§ **Directions**
Reproduce the data exactly and drop any pictures it holds.

§ **Supplied records**

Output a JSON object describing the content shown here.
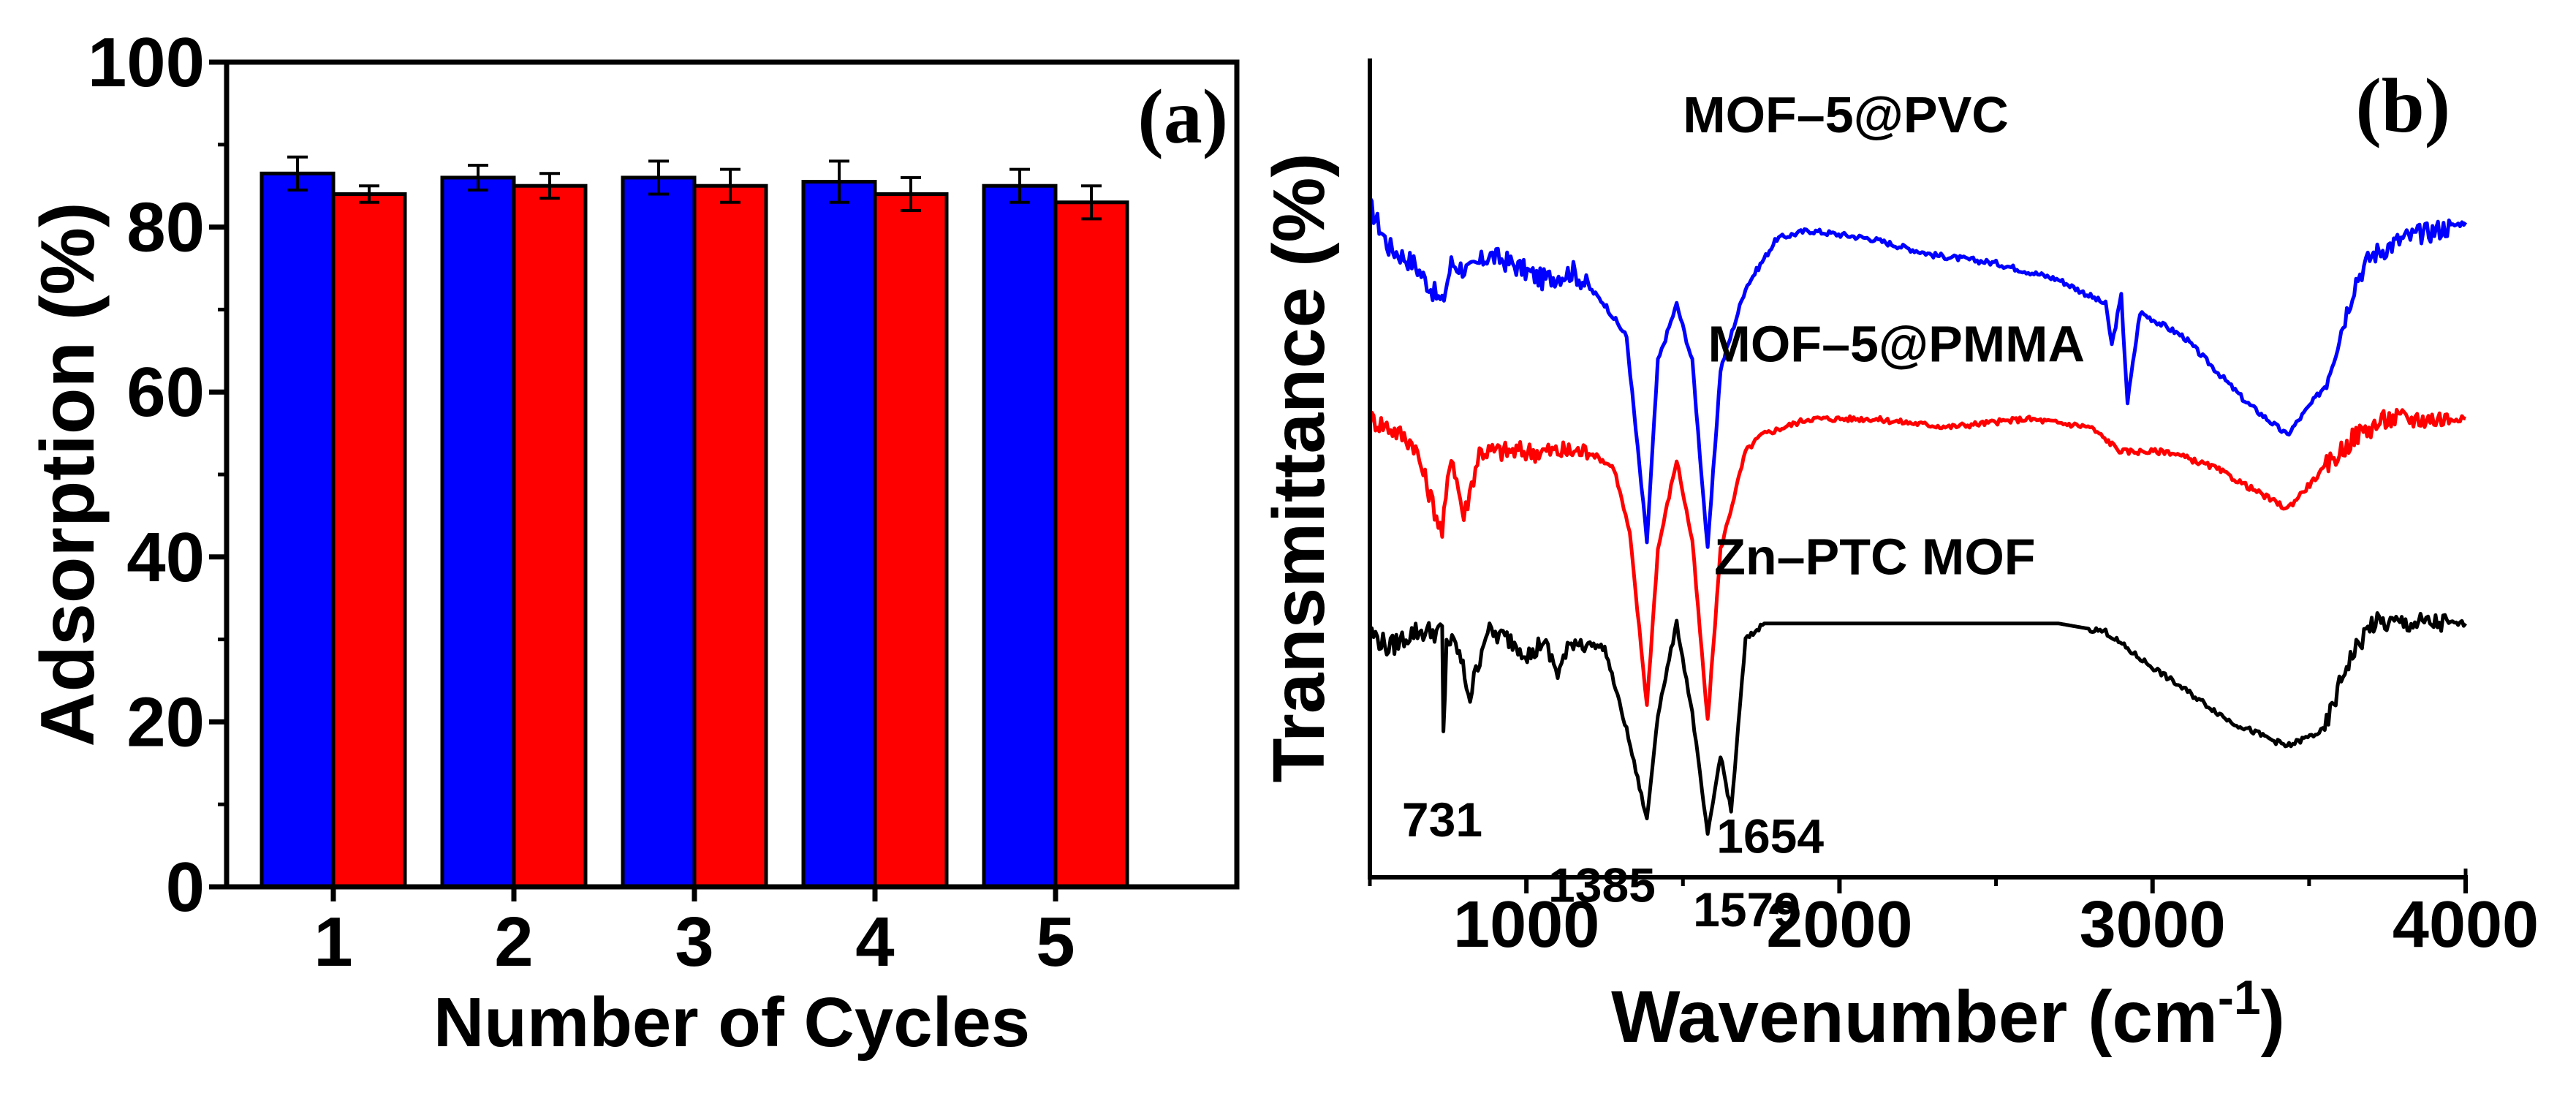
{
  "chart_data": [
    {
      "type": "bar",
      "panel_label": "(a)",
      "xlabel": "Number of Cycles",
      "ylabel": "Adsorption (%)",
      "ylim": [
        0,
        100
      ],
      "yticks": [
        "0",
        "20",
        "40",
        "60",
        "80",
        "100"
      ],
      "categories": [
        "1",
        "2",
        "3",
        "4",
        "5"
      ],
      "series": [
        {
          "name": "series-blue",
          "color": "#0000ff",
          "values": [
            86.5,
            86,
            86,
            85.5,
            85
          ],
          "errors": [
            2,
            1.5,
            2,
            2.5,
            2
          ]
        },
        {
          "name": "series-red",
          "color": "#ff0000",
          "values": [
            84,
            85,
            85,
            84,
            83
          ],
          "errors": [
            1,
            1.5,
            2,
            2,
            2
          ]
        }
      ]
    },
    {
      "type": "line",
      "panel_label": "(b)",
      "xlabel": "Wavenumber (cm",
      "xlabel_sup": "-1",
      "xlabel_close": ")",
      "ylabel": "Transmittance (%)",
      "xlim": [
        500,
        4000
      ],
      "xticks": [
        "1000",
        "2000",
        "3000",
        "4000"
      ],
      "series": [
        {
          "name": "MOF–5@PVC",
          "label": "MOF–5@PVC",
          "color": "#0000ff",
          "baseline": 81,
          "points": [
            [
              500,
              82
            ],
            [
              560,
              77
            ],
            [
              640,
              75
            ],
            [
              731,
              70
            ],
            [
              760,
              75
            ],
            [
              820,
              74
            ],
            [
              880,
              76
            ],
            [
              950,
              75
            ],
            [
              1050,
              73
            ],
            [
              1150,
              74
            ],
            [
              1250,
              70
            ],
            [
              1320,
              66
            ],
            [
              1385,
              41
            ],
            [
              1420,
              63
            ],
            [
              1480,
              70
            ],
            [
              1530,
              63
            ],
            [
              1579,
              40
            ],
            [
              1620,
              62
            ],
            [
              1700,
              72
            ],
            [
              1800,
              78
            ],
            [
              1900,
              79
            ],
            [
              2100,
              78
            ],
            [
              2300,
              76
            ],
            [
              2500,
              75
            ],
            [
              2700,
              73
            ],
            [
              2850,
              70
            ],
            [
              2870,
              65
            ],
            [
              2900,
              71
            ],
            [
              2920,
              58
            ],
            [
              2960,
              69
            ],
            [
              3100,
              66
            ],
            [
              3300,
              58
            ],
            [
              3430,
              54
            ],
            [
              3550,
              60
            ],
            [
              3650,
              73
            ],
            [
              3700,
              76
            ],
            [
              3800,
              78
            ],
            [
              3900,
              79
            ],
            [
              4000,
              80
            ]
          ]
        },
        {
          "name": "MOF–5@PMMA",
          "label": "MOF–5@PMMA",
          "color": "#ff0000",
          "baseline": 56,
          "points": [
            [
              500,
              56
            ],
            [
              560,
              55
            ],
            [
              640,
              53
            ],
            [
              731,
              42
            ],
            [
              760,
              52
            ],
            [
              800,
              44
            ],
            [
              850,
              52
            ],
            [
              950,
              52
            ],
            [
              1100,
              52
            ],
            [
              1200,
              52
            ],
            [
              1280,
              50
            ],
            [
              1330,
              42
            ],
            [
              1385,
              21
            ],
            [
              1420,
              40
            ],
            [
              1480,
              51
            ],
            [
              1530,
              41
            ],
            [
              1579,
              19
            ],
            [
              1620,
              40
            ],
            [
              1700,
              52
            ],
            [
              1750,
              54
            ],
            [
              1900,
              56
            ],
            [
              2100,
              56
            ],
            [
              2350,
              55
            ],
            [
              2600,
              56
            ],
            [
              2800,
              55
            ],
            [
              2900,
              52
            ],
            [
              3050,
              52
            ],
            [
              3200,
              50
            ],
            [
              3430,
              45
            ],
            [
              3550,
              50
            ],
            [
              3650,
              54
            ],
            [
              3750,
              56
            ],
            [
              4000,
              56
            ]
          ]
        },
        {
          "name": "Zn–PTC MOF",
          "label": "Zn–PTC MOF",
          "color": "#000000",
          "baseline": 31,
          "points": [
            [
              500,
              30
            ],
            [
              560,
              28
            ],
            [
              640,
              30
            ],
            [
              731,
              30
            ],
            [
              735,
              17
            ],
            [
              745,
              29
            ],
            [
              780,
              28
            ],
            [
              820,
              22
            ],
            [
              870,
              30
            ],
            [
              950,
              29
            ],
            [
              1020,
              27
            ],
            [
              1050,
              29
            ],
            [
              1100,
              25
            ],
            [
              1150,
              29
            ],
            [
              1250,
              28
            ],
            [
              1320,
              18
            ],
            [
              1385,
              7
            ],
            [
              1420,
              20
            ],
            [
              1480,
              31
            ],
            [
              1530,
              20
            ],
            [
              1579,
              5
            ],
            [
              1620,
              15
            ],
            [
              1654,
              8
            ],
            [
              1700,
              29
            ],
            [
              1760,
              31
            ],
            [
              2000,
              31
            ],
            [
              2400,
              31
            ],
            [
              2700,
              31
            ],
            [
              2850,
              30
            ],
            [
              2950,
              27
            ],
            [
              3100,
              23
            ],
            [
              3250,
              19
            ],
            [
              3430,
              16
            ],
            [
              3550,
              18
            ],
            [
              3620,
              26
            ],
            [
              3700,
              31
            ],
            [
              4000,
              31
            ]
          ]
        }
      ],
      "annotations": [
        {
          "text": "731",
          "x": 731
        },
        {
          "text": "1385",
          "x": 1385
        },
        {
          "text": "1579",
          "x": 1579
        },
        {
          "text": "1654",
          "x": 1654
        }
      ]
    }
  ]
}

§ **Finished answer**
Output a JSON object describing the content shown here.
{
  "chart_data": [
    {
      "type": "bar",
      "panel_label": "(a)",
      "xlabel": "Number of Cycles",
      "ylabel": "Adsorption (%)",
      "ylim": [
        0,
        100
      ],
      "yticks": [
        "0",
        "20",
        "40",
        "60",
        "80",
        "100"
      ],
      "categories": [
        "1",
        "2",
        "3",
        "4",
        "5"
      ],
      "series": [
        {
          "name": "series-blue",
          "color": "#0000ff",
          "values": [
            86.5,
            86,
            86,
            85.5,
            85
          ],
          "errors": [
            2,
            1.5,
            2,
            2.5,
            2
          ]
        },
        {
          "name": "series-red",
          "color": "#ff0000",
          "values": [
            84,
            85,
            85,
            84,
            83
          ],
          "errors": [
            1,
            1.5,
            2,
            2,
            2
          ]
        }
      ]
    },
    {
      "type": "line",
      "panel_label": "(b)",
      "xlabel": "Wavenumber (cm",
      "xlabel_sup": "-1",
      "xlabel_close": ")",
      "ylabel": "Transmittance (%)",
      "xlim": [
        500,
        4000
      ],
      "xticks": [
        "1000",
        "2000",
        "3000",
        "4000"
      ],
      "series": [
        {
          "name": "MOF–5@PVC",
          "label": "MOF–5@PVC",
          "color": "#0000ff",
          "baseline": 81,
          "points": [
            [
              500,
              82
            ],
            [
              560,
              77
            ],
            [
              640,
              75
            ],
            [
              731,
              70
            ],
            [
              760,
              75
            ],
            [
              820,
              74
            ],
            [
              880,
              76
            ],
            [
              950,
              75
            ],
            [
              1050,
              73
            ],
            [
              1150,
              74
            ],
            [
              1250,
              70
            ],
            [
              1320,
              66
            ],
            [
              1385,
              41
            ],
            [
              1420,
              63
            ],
            [
              1480,
              70
            ],
            [
              1530,
              63
            ],
            [
              1579,
              40
            ],
            [
              1620,
              62
            ],
            [
              1700,
              72
            ],
            [
              1800,
              78
            ],
            [
              1900,
              79
            ],
            [
              2100,
              78
            ],
            [
              2300,
              76
            ],
            [
              2500,
              75
            ],
            [
              2700,
              73
            ],
            [
              2850,
              70
            ],
            [
              2870,
              65
            ],
            [
              2900,
              71
            ],
            [
              2920,
              58
            ],
            [
              2960,
              69
            ],
            [
              3100,
              66
            ],
            [
              3300,
              58
            ],
            [
              3430,
              54
            ],
            [
              3550,
              60
            ],
            [
              3650,
              73
            ],
            [
              3700,
              76
            ],
            [
              3800,
              78
            ],
            [
              3900,
              79
            ],
            [
              4000,
              80
            ]
          ]
        },
        {
          "name": "MOF–5@PMMA",
          "label": "MOF–5@PMMA",
          "color": "#ff0000",
          "baseline": 56,
          "points": [
            [
              500,
              56
            ],
            [
              560,
              55
            ],
            [
              640,
              53
            ],
            [
              731,
              42
            ],
            [
              760,
              52
            ],
            [
              800,
              44
            ],
            [
              850,
              52
            ],
            [
              950,
              52
            ],
            [
              1100,
              52
            ],
            [
              1200,
              52
            ],
            [
              1280,
              50
            ],
            [
              1330,
              42
            ],
            [
              1385,
              21
            ],
            [
              1420,
              40
            ],
            [
              1480,
              51
            ],
            [
              1530,
              41
            ],
            [
              1579,
              19
            ],
            [
              1620,
              40
            ],
            [
              1700,
              52
            ],
            [
              1750,
              54
            ],
            [
              1900,
              56
            ],
            [
              2100,
              56
            ],
            [
              2350,
              55
            ],
            [
              2600,
              56
            ],
            [
              2800,
              55
            ],
            [
              2900,
              52
            ],
            [
              3050,
              52
            ],
            [
              3200,
              50
            ],
            [
              3430,
              45
            ],
            [
              3550,
              50
            ],
            [
              3650,
              54
            ],
            [
              3750,
              56
            ],
            [
              4000,
              56
            ]
          ]
        },
        {
          "name": "Zn–PTC MOF",
          "label": "Zn–PTC MOF",
          "color": "#000000",
          "baseline": 31,
          "points": [
            [
              500,
              30
            ],
            [
              560,
              28
            ],
            [
              640,
              30
            ],
            [
              731,
              30
            ],
            [
              735,
              17
            ],
            [
              745,
              29
            ],
            [
              780,
              28
            ],
            [
              820,
              22
            ],
            [
              870,
              30
            ],
            [
              950,
              29
            ],
            [
              1020,
              27
            ],
            [
              1050,
              29
            ],
            [
              1100,
              25
            ],
            [
              1150,
              29
            ],
            [
              1250,
              28
            ],
            [
              1320,
              18
            ],
            [
              1385,
              7
            ],
            [
              1420,
              20
            ],
            [
              1480,
              31
            ],
            [
              1530,
              20
            ],
            [
              1579,
              5
            ],
            [
              1620,
              15
            ],
            [
              1654,
              8
            ],
            [
              1700,
              29
            ],
            [
              1760,
              31
            ],
            [
              2000,
              31
            ],
            [
              2400,
              31
            ],
            [
              2700,
              31
            ],
            [
              2850,
              30
            ],
            [
              2950,
              27
            ],
            [
              3100,
              23
            ],
            [
              3250,
              19
            ],
            [
              3430,
              16
            ],
            [
              3550,
              18
            ],
            [
              3620,
              26
            ],
            [
              3700,
              31
            ],
            [
              4000,
              31
            ]
          ]
        }
      ],
      "annotations": [
        {
          "text": "731",
          "x": 731
        },
        {
          "text": "1385",
          "x": 1385
        },
        {
          "text": "1579",
          "x": 1579
        },
        {
          "text": "1654",
          "x": 1654
        }
      ]
    }
  ]
}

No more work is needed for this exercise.